____ RECORDS FOR THE TASK

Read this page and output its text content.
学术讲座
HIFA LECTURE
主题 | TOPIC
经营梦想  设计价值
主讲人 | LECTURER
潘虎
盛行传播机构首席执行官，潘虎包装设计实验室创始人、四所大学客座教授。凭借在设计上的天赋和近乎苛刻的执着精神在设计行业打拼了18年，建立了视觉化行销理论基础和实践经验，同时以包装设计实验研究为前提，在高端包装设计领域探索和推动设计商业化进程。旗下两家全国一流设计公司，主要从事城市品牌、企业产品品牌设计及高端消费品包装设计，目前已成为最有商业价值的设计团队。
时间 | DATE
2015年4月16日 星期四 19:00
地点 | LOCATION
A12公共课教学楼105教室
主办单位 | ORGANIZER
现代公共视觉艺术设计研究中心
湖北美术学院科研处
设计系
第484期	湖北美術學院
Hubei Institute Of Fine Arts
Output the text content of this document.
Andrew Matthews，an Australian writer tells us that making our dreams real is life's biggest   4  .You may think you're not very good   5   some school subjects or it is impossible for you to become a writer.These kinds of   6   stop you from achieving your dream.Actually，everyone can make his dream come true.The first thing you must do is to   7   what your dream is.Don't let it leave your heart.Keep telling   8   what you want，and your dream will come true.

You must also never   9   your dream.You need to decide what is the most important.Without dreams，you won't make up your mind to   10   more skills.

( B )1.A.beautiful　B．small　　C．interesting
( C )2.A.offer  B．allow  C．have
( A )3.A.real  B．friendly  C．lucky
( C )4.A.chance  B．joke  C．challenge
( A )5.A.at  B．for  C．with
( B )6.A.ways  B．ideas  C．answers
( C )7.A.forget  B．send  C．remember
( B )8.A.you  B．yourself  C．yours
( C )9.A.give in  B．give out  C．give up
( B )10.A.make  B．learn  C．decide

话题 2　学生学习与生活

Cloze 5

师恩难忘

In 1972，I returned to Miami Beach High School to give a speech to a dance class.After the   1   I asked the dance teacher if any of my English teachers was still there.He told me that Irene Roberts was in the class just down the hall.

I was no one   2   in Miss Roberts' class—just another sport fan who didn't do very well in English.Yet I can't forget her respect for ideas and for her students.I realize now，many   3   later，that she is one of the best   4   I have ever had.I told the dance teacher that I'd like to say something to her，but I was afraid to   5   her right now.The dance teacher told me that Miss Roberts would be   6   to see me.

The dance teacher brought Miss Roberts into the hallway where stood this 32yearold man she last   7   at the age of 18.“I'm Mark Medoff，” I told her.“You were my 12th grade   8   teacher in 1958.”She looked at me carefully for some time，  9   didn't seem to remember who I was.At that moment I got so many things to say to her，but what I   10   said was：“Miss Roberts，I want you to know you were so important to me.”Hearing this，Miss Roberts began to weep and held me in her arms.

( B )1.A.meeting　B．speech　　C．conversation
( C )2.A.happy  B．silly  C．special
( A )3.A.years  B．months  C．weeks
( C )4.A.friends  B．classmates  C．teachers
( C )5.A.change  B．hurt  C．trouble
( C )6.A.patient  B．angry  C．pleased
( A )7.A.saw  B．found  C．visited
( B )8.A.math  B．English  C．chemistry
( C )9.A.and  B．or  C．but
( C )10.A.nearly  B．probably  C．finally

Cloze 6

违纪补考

________
____ RECORDS FOR THE TASK

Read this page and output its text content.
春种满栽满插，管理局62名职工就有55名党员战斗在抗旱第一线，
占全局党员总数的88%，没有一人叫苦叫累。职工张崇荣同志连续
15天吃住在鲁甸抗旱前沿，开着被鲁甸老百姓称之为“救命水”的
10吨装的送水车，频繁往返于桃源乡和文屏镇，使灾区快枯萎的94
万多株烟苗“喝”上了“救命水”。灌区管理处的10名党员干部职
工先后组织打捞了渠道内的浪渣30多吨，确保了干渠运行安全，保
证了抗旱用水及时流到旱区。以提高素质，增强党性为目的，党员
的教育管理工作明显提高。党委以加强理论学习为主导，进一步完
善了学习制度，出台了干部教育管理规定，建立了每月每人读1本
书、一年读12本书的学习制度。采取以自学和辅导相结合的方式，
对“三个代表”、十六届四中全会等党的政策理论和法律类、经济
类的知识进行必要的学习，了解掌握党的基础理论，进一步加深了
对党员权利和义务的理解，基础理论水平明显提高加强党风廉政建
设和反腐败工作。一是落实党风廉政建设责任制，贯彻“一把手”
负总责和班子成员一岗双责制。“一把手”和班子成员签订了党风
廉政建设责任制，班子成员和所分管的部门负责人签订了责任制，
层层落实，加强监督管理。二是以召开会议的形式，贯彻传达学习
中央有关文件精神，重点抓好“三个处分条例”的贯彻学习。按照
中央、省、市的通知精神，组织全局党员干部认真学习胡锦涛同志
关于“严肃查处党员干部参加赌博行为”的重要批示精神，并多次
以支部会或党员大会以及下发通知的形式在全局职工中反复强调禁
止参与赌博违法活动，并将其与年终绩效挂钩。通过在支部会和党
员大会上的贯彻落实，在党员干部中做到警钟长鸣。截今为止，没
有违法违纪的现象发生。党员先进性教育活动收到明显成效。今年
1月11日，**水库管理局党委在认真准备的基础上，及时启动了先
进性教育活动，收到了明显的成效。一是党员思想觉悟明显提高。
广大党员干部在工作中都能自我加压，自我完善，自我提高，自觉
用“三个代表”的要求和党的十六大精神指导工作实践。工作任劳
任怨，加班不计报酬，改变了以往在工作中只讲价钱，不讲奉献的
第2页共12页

________
____ RECORDS FOR THE TASK

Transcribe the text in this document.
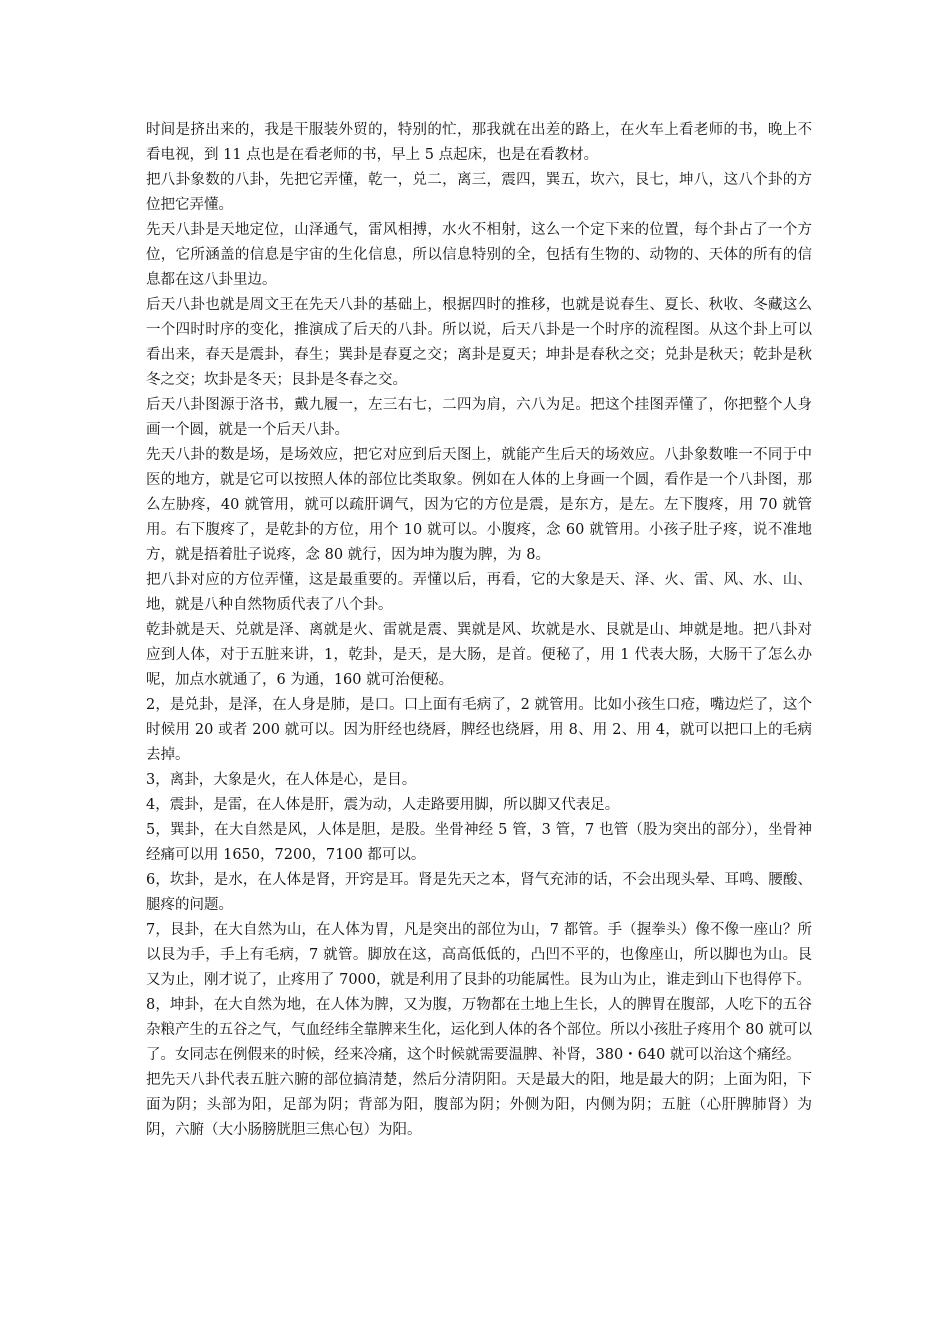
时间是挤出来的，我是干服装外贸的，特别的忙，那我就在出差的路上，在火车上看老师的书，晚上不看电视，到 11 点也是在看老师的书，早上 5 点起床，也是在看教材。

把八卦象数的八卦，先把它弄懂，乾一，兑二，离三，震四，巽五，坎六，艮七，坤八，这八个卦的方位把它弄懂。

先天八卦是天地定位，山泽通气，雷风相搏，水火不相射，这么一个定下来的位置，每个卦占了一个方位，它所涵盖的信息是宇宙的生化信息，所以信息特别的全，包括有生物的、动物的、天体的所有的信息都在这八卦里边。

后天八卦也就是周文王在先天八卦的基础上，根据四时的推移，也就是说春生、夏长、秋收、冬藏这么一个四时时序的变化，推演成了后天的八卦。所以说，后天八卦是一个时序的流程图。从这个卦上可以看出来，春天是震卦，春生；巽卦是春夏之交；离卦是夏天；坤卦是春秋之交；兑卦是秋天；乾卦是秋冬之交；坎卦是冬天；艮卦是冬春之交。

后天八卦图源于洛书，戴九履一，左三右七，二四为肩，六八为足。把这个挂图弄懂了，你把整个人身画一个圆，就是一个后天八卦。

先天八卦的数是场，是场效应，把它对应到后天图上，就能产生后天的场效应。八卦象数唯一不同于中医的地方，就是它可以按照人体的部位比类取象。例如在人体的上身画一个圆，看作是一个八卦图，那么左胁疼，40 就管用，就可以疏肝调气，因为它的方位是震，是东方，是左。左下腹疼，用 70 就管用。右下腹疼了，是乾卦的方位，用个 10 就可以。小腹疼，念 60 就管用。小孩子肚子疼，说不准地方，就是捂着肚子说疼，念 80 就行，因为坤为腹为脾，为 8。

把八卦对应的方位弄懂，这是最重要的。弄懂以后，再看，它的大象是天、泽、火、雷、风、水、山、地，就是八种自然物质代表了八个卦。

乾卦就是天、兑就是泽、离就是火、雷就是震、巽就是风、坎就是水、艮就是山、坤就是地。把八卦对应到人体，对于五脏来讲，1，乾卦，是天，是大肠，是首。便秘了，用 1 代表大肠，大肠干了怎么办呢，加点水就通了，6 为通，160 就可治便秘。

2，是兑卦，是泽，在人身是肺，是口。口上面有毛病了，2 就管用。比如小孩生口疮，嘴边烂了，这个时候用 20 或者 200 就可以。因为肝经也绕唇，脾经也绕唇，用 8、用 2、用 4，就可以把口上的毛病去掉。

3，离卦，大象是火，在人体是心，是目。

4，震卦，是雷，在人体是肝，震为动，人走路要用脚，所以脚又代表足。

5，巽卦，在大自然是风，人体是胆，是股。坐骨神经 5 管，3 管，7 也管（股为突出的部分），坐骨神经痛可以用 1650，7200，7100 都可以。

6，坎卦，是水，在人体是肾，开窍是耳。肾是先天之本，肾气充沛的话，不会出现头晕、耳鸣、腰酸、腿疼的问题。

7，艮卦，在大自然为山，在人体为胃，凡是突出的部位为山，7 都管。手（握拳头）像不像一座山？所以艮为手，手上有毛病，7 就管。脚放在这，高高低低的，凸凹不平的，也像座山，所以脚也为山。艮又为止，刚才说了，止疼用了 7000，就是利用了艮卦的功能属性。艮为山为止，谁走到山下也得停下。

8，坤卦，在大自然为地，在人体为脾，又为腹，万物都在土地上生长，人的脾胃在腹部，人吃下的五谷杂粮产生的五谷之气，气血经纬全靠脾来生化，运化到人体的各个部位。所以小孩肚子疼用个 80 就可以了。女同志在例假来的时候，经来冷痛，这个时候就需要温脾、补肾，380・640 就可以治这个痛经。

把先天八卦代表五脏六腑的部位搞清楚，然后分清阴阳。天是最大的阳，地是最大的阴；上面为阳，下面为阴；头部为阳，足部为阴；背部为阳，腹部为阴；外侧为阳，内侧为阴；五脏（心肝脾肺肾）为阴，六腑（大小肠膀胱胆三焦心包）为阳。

________

TASK STATEMENT:
Give the number of lines in the data that contain "told", with no other words.

EXERCISE RESULT:
3